→ **STATED EXERCISE**
Copy out every line in the entries below that includes "this".

(Stored data)
▬▬▬

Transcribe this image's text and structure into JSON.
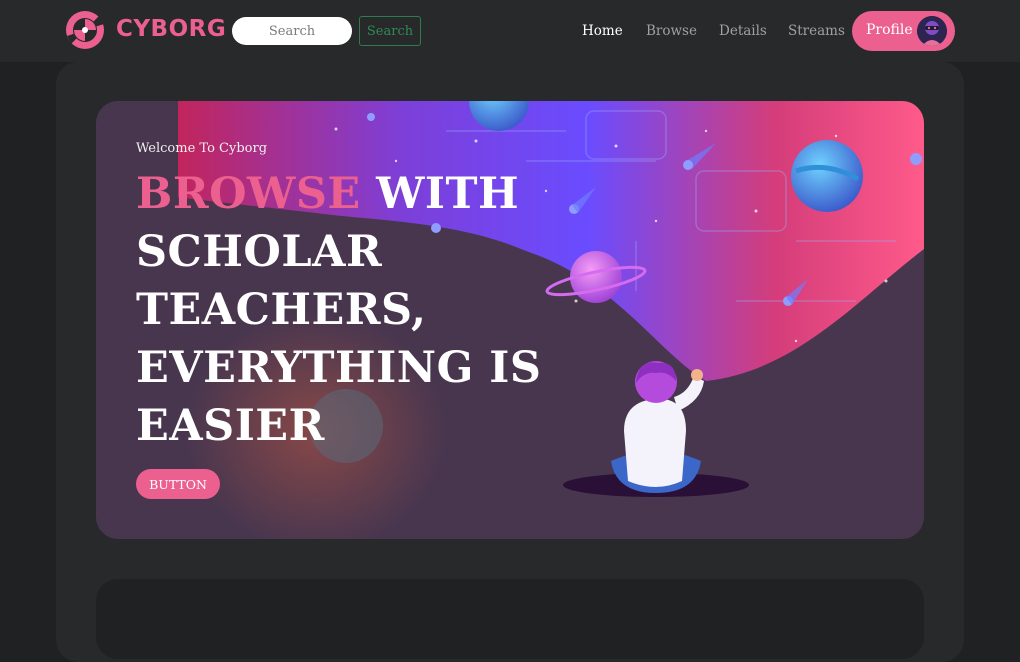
{
  "header": {
    "brand": "CYBORG",
    "search": {
      "placeholder": "Search",
      "button_label": "Search"
    },
    "nav": [
      {
        "label": "Home",
        "active": true
      },
      {
        "label": "Browse",
        "active": false
      },
      {
        "label": "Details",
        "active": false
      },
      {
        "label": "Streams",
        "active": false
      }
    ],
    "profile_label": "Profile"
  },
  "banner": {
    "welcome": "Welcome To Cyborg",
    "headline_accent": "BROWSE",
    "headline_rest": " WITH SCHOLAR TEACHERS, EVERYTHING IS EASIER",
    "button_label": "BUTTON"
  },
  "colors": {
    "accent": "#ec6090",
    "page_bg": "#1f2122",
    "panel_bg": "#27292a",
    "search_button_border": "#2e7d4f"
  },
  "icons": {
    "logo": "cyborg-logo-icon",
    "avatar": "user-avatar-icon"
  }
}
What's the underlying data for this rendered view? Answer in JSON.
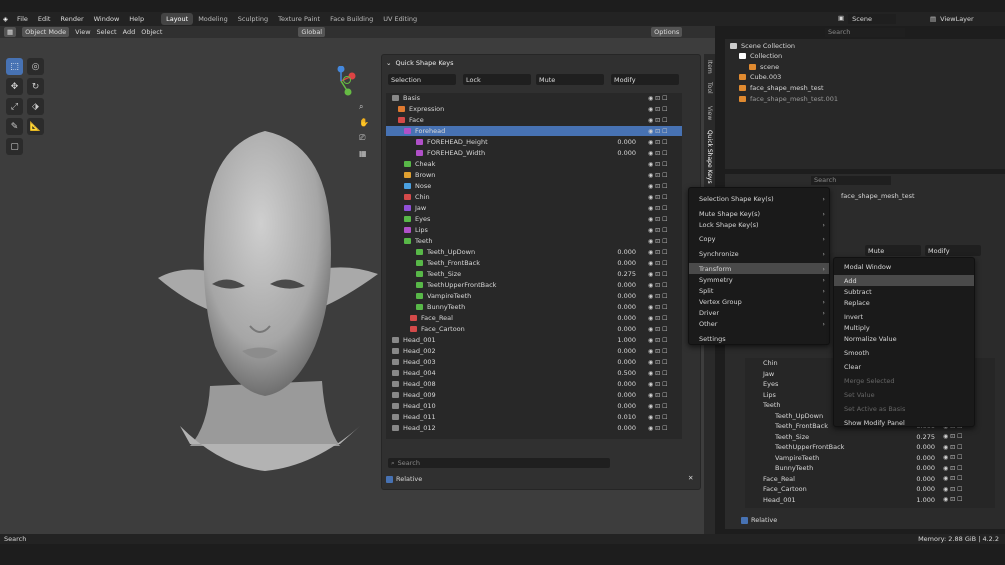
{
  "menubar": {
    "items": [
      "File",
      "Edit",
      "Render",
      "Window",
      "Help"
    ],
    "workspaces": [
      "Layout",
      "Modeling",
      "Sculpting",
      "Texture Paint",
      "Face Building",
      "UV Editing"
    ],
    "scene": "Scene",
    "view_layer": "ViewLayer"
  },
  "viewport": {
    "mode": "Object Mode",
    "menus": [
      "View",
      "Select",
      "Add",
      "Object"
    ],
    "orientation": "Global",
    "options": "Options"
  },
  "panel": {
    "title": "Quick Shape Keys",
    "filters": [
      "Selection",
      "Lock",
      "Mute",
      "Modify"
    ],
    "search_placeholder": "Search",
    "relative": "Relative",
    "rows": [
      {
        "name": "Basis",
        "value": "",
        "color": "#888"
      },
      {
        "name": "Expression",
        "value": "",
        "color": "#e07a30"
      },
      {
        "name": "Face",
        "value": "",
        "color": "#d44a4a"
      },
      {
        "name": "Forehead",
        "value": "",
        "color": "#b050c8"
      },
      {
        "name": "FOREHEAD_Height",
        "value": "0.000",
        "color": "#b050c8"
      },
      {
        "name": "FOREHEAD_Width",
        "value": "0.000",
        "color": "#b050c8"
      },
      {
        "name": "Cheak",
        "value": "",
        "color": "#58b848"
      },
      {
        "name": "Brown",
        "value": "",
        "color": "#e0a030"
      },
      {
        "name": "Nose",
        "value": "",
        "color": "#4aa0e0"
      },
      {
        "name": "Chin",
        "value": "",
        "color": "#d44a4a"
      },
      {
        "name": "Jaw",
        "value": "",
        "color": "#9050d8"
      },
      {
        "name": "Eyes",
        "value": "",
        "color": "#58b848"
      },
      {
        "name": "Lips",
        "value": "",
        "color": "#b050c8"
      },
      {
        "name": "Teeth",
        "value": "",
        "color": "#58b848"
      },
      {
        "name": "Teeth_UpDown",
        "value": "0.000",
        "color": "#58b848"
      },
      {
        "name": "Teeth_FrontBack",
        "value": "0.000",
        "color": "#58b848"
      },
      {
        "name": "Teeth_Size",
        "value": "0.275",
        "color": "#58b848"
      },
      {
        "name": "TeethUpperFrontBack",
        "value": "0.000",
        "color": "#58b848"
      },
      {
        "name": "VampireTeeth",
        "value": "0.000",
        "color": "#58b848"
      },
      {
        "name": "BunnyTeeth",
        "value": "0.000",
        "color": "#58b848"
      },
      {
        "name": "Face_Real",
        "value": "0.000",
        "color": "#d44a4a"
      },
      {
        "name": "Face_Cartoon",
        "value": "0.000",
        "color": "#d44a4a"
      },
      {
        "name": "Head_001",
        "value": "1.000",
        "color": "#888"
      },
      {
        "name": "Head_002",
        "value": "0.000",
        "color": "#888"
      },
      {
        "name": "Head_003",
        "value": "0.000",
        "color": "#888"
      },
      {
        "name": "Head_004",
        "value": "0.500",
        "color": "#888"
      },
      {
        "name": "Head_008",
        "value": "0.000",
        "color": "#888"
      },
      {
        "name": "Head_009",
        "value": "0.000",
        "color": "#888"
      },
      {
        "name": "Head_010",
        "value": "0.000",
        "color": "#888"
      },
      {
        "name": "Head_011",
        "value": "0.010",
        "color": "#888"
      },
      {
        "name": "Head_012",
        "value": "0.000",
        "color": "#888"
      }
    ]
  },
  "side_tabs": [
    "Item",
    "Tool",
    "View",
    "Quick Shape Keys"
  ],
  "outliner": {
    "search_placeholder": "Search",
    "items": [
      "Scene Collection",
      "Collection",
      "scene",
      "Cube.003",
      "face_shape_mesh_test",
      "face_shape_mesh_test.001"
    ]
  },
  "properties": {
    "search_placeholder": "Search",
    "object": "face_shape_mesh_test",
    "filters": [
      "Mute",
      "Modify"
    ],
    "relative": "Relative",
    "rows": [
      {
        "name": "Chin",
        "value": ""
      },
      {
        "name": "Jaw",
        "value": ""
      },
      {
        "name": "Eyes",
        "value": ""
      },
      {
        "name": "Lips",
        "value": ""
      },
      {
        "name": "Teeth",
        "value": ""
      },
      {
        "name": "Teeth_UpDown",
        "value": "0.000"
      },
      {
        "name": "Teeth_FrontBack",
        "value": "0.000"
      },
      {
        "name": "Teeth_Size",
        "value": "0.275"
      },
      {
        "name": "TeethUpperFrontBack",
        "value": "0.000"
      },
      {
        "name": "VampireTeeth",
        "value": "0.000"
      },
      {
        "name": "BunnyTeeth",
        "value": "0.000"
      },
      {
        "name": "Face_Real",
        "value": "0.000"
      },
      {
        "name": "Face_Cartoon",
        "value": "0.000"
      },
      {
        "name": "Head_001",
        "value": "1.000"
      }
    ]
  },
  "context_menu": {
    "items": [
      "Selection Shape Key(s)",
      "Mute Shape Key(s)",
      "Lock Shape Key(s)",
      "Copy",
      "Synchronize",
      "Transform",
      "Symmetry",
      "Split",
      "Vertex Group",
      "Driver",
      "Other",
      "Settings"
    ]
  },
  "transform_menu": {
    "items": [
      "Modal Window",
      "Add",
      "Subtract",
      "Replace",
      "Invert",
      "Multiply",
      "Normalize Value",
      "Smooth",
      "Clear",
      "Merge Selected",
      "Set Value",
      "Set Active as Basis",
      "Show Modify Panel"
    ]
  },
  "status": {
    "left": "Search",
    "memory": "Memory: 2.88 GiB",
    "version": "4.2.2"
  }
}
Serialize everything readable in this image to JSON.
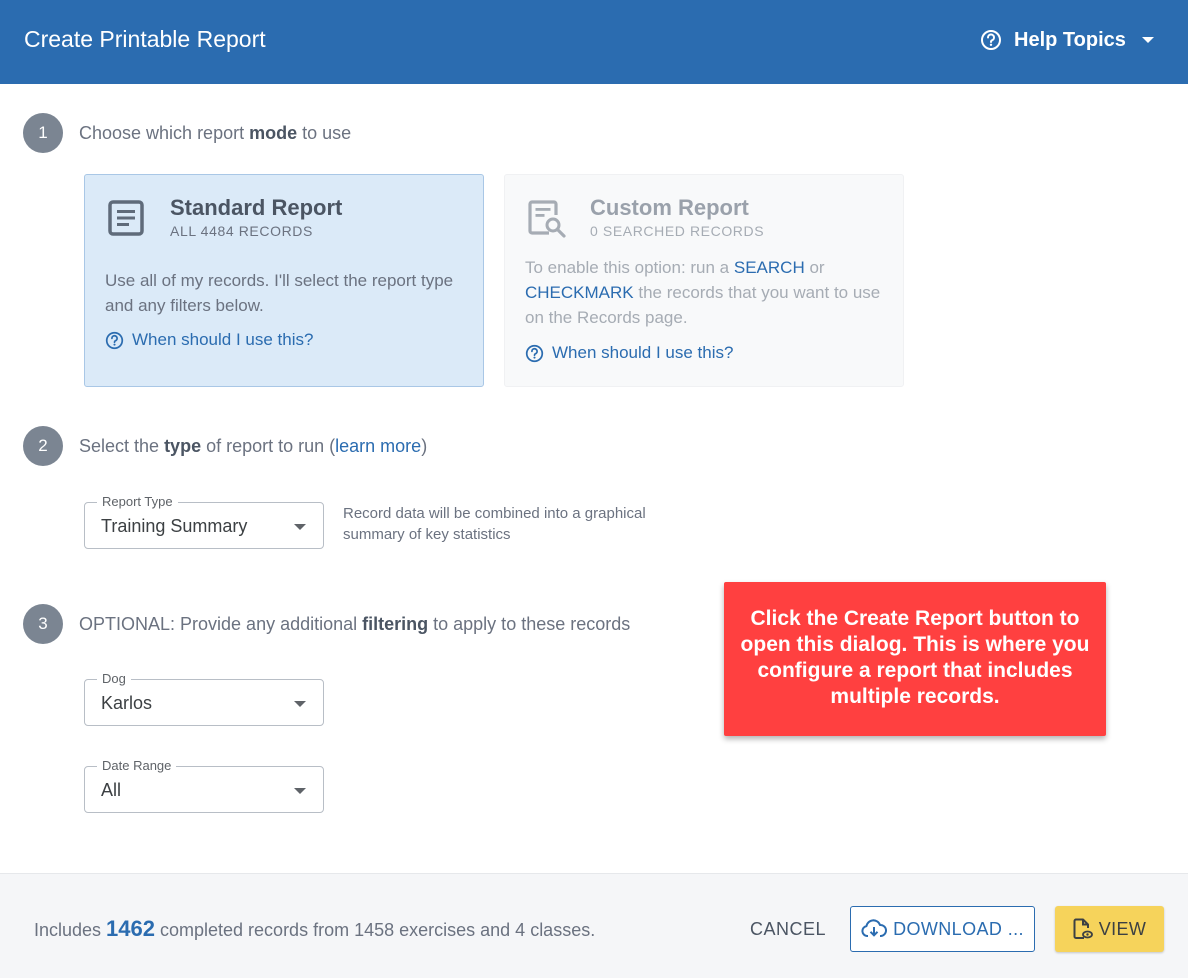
{
  "header": {
    "title": "Create Printable Report",
    "help_label": "Help Topics"
  },
  "steps": [
    {
      "number": "1",
      "prefix": "Choose which report ",
      "bold": "mode",
      "suffix": " to use"
    },
    {
      "number": "2",
      "prefix": "Select the ",
      "bold": "type",
      "middle": " of report to run (",
      "link": "learn more",
      "suffix": ")"
    },
    {
      "number": "3",
      "prefix": "OPTIONAL: Provide any additional ",
      "bold": "filtering",
      "suffix": " to apply to these records"
    }
  ],
  "mode_cards": {
    "standard": {
      "title": "Standard Report",
      "subtitle": "ALL 4484 RECORDS",
      "description": "Use all of my records. I'll select the report type and any filters below.",
      "help_link": "When should I use this?",
      "icon": "list-document-icon"
    },
    "custom": {
      "title": "Custom Report",
      "subtitle": "0 SEARCHED RECORDS",
      "desc_part1": "To enable this option: run a ",
      "desc_link1": "SEARCH",
      "desc_part2": " or ",
      "desc_link2": "CHECKMARK",
      "desc_part3": " the records that you want to use on the Records page.",
      "help_link": "When should I use this?",
      "icon": "document-search-icon"
    }
  },
  "report_type": {
    "label": "Report Type",
    "value": "Training Summary",
    "description": "Record data will be combined into a graphical summary of key statistics"
  },
  "filters": {
    "dog": {
      "label": "Dog",
      "value": "Karlos"
    },
    "date_range": {
      "label": "Date Range",
      "value": "All"
    }
  },
  "callout": {
    "text": "Click the Create Report button to open this dialog. This is where you configure a report that includes multiple records."
  },
  "footer": {
    "summary_prefix": "Includes ",
    "summary_count": "1462",
    "summary_suffix": " completed records from 1458 exercises and 4 classes.",
    "cancel_label": "CANCEL",
    "download_label": "DOWNLOAD ...",
    "view_label": "VIEW"
  },
  "colors": {
    "header_bg": "#2b6cb0",
    "accent": "#2b6cb0",
    "selected_card_bg": "#dbeaf8",
    "callout_bg": "#ff4040",
    "view_button_bg": "#f6d35b",
    "step_circle": "#7b8592"
  }
}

▬▬▬

→ **WRITTEN ANSWER**
Transcribe this image's text and structure into JSON.
What's the underlying data for this rendered view? Answer in JSON.
Serialize everything readable in this image to JSON.
      "help_link": "When should I use this?",
      "desc_part1": "To enable this option: run a ",
      "help_link": "When should I use this?",
    "text": "Click the Create Report button to open this dialog. This is where you configure a report that includes multiple records."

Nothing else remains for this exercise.